EXERCISE PROMPT => Write down every entry below once more, exactly.

[Raw records]
........
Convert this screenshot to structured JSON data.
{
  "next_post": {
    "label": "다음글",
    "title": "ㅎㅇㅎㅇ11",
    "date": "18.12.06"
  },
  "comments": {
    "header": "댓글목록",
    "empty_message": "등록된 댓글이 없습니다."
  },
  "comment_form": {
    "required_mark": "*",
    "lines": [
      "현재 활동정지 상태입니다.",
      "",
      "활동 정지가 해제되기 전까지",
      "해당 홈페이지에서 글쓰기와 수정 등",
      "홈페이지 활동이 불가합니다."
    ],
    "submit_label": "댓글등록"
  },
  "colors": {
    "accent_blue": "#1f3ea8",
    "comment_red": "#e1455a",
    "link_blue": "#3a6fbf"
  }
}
........
TASK RESPONSE =>
Convert this screenshot to structured JSON data.
{
  "next_post": {
    "label": "다음글",
    "title": "ㅎㅇㅎㅇ11",
    "date": "18.12.06"
  },
  "comments": {
    "header": "댓글목록",
    "empty_message": "등록된 댓글이 없습니다."
  },
  "comment_form": {
    "required_mark": "*",
    "lines": [
      "현재 활동정지 상태입니다.",
      "",
      "활동 정지가 해제되기 전까지",
      "해당 홈페이지에서 글쓰기와 수정 등",
      "홈페이지 활동이 불가합니다."
    ],
    "submit_label": "댓글등록"
  },
  "colors": {
    "accent_blue": "#1f3ea8",
    "comment_red": "#e1455a",
    "link_blue": "#3a6fbf"
  }
}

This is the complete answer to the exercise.